Records to process:
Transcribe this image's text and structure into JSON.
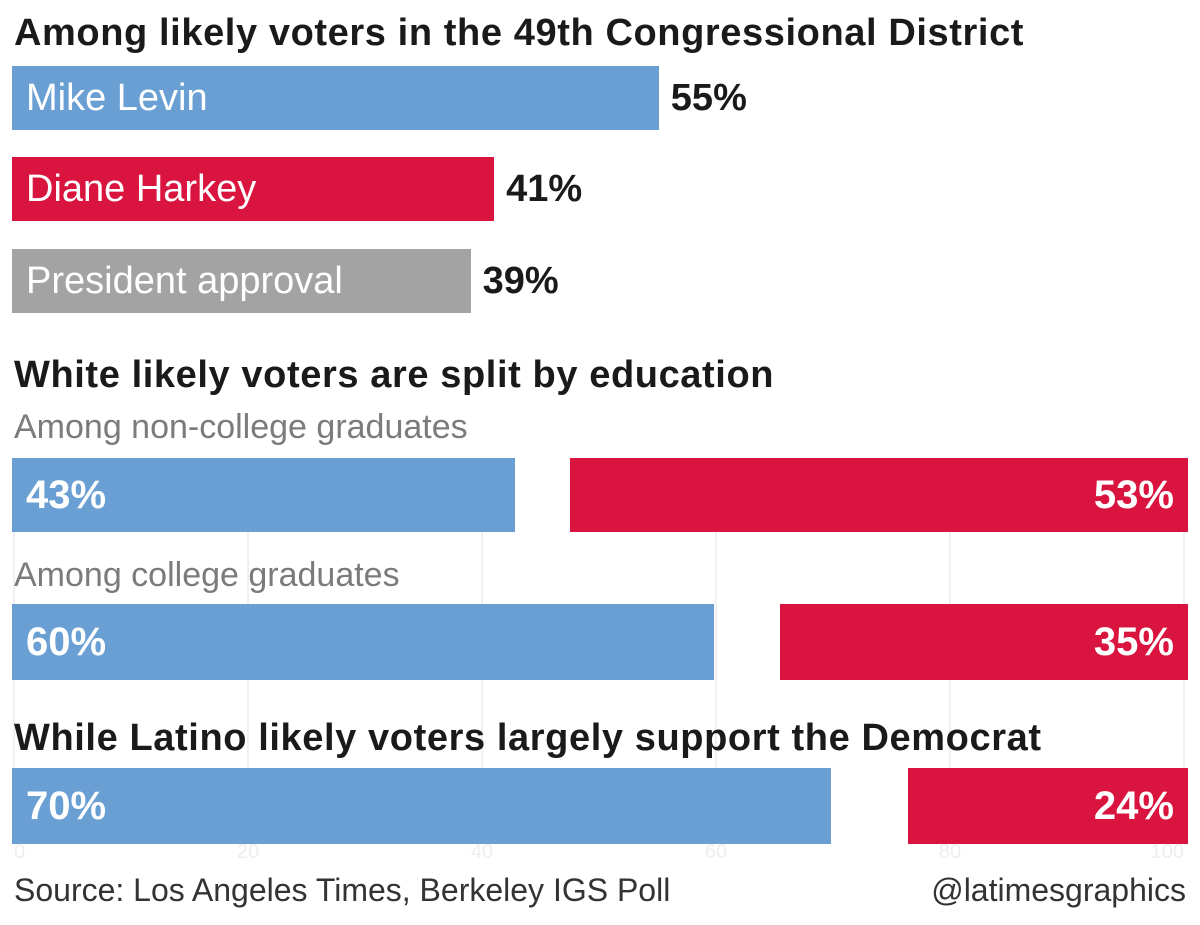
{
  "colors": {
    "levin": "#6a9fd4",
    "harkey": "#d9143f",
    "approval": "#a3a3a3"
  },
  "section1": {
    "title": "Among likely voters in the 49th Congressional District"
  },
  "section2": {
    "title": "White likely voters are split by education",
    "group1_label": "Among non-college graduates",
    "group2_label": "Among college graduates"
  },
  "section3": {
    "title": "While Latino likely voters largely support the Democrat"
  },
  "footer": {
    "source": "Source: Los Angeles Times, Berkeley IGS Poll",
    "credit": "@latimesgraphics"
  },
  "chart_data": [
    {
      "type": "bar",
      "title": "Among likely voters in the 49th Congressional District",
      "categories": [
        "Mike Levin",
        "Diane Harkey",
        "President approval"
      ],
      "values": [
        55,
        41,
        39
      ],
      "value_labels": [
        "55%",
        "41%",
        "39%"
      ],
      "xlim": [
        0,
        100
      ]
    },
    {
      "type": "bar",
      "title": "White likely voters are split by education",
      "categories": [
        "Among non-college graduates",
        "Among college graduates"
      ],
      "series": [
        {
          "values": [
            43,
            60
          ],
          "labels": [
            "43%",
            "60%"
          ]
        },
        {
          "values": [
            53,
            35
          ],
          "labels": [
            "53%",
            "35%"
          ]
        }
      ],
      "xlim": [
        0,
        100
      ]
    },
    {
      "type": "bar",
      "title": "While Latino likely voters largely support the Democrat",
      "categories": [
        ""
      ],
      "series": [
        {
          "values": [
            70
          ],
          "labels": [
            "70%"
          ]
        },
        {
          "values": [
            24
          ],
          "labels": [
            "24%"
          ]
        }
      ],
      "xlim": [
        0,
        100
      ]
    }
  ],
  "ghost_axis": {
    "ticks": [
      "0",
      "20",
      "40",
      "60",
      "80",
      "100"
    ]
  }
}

Requirements: Of the lines in the records, how many contain the word "graduates"? Answer with the number and nothing else.

Exercise solution: 4